TASK INSTRUCTIONS: Write out all of the lines below, exactly and completely.

Data listing:
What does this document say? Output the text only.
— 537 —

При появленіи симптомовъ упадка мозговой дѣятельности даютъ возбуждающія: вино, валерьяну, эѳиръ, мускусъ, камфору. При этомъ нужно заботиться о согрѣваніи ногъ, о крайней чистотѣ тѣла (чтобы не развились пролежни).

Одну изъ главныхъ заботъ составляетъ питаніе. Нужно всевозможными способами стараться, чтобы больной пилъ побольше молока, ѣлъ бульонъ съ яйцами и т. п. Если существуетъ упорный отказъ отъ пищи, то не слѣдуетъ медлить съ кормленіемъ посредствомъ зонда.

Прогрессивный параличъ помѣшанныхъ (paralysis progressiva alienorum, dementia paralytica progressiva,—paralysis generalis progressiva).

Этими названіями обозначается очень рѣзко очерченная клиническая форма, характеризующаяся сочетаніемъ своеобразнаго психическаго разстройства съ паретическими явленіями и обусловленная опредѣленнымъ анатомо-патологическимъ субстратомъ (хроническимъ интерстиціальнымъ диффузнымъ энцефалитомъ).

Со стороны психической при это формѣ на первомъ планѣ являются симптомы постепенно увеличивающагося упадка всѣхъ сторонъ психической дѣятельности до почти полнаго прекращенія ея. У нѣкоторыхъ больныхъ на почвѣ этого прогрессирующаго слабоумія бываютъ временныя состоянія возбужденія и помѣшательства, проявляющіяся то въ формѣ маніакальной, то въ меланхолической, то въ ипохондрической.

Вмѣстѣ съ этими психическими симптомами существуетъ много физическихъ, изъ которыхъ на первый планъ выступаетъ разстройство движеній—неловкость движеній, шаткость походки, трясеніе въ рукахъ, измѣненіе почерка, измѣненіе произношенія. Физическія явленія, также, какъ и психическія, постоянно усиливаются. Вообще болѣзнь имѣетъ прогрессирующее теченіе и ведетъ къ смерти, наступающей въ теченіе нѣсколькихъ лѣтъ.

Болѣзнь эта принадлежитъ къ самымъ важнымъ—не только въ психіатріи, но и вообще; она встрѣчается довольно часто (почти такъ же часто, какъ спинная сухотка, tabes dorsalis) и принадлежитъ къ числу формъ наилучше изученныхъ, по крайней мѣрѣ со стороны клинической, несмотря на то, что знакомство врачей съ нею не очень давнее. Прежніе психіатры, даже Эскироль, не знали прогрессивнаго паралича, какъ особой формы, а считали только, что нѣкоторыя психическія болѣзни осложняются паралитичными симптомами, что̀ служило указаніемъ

EXERCISE RESPONSE:
What does this document say? Output the text only.
— 537 —

При появленіи симптомовъ упадка мозговой дѣятельности даютъ возбуждающія: вино, валерьяну, эѳиръ, мускусъ, камфору. При этомъ нужно заботиться о согрѣваніи ногъ, о крайней чистотѣ тѣла (чтобы не развились пролежни).

Одну изъ главныхъ заботъ составляетъ питаніе. Нужно всевозможными способами стараться, чтобы больной пилъ побольше молока, ѣлъ бульонъ съ яйцами и т. п. Если существуетъ упорный отказъ отъ пищи, то не слѣдуетъ медлить съ кормленіемъ посредствомъ зонда.

Прогрессивный параличъ помѣшанныхъ (paralysis progressiva alienorum, dementia paralytica progressiva,—paralysis generalis progressiva).

Этими названіями обозначается очень рѣзко очерченная клиническая форма, характеризующаяся сочетаніемъ своеобразнаго психическаго разстройства съ паретическими явленіями и обусловленная опредѣленнымъ анатомо-патологическимъ субстратомъ (хроническимъ интерстиціальнымъ диффузнымъ энцефалитомъ).

Со стороны психической при это формѣ на первомъ планѣ являются симптомы постепенно увеличивающагося упадка всѣхъ сторонъ психической дѣятельности до почти полнаго прекращенія ея. У нѣкоторыхъ больныхъ на почвѣ этого прогрессирующаго слабоумія бываютъ временныя состоянія возбужденія и помѣшательства, проявляющіяся то въ формѣ маніакальной, то въ меланхолической, то въ ипохондрической.

Вмѣстѣ съ этими психическими симптомами существуетъ много физическихъ, изъ которыхъ на первый планъ выступаетъ разстройство движеній—неловкость движеній, шаткость походки, трясеніе въ рукахъ, измѣненіе почерка, измѣненіе произношенія. Физическія явленія, также, какъ и психическія, постоянно усиливаются. Вообще болѣзнь имѣетъ прогрессирующее теченіе и ведетъ къ смерти, наступающей въ теченіе нѣсколькихъ лѣтъ.

Болѣзнь эта принадлежитъ къ самымъ важнымъ—не только въ психіатріи, но и вообще; она встрѣчается довольно часто (почти такъ же часто, какъ спинная сухотка, tabes dorsalis) и принадлежитъ къ числу формъ наилучше изученныхъ, по крайней мѣрѣ со стороны клинической, несмотря на то, что знакомство врачей съ нею не очень давнее. Прежніе психіатры, даже Эскироль, не знали прогрессивнаго паралича, какъ особой формы, а считали только, что нѣкоторыя психическія болѣзни осложняются паралитичными симптомами, что̀ служило указаніемъ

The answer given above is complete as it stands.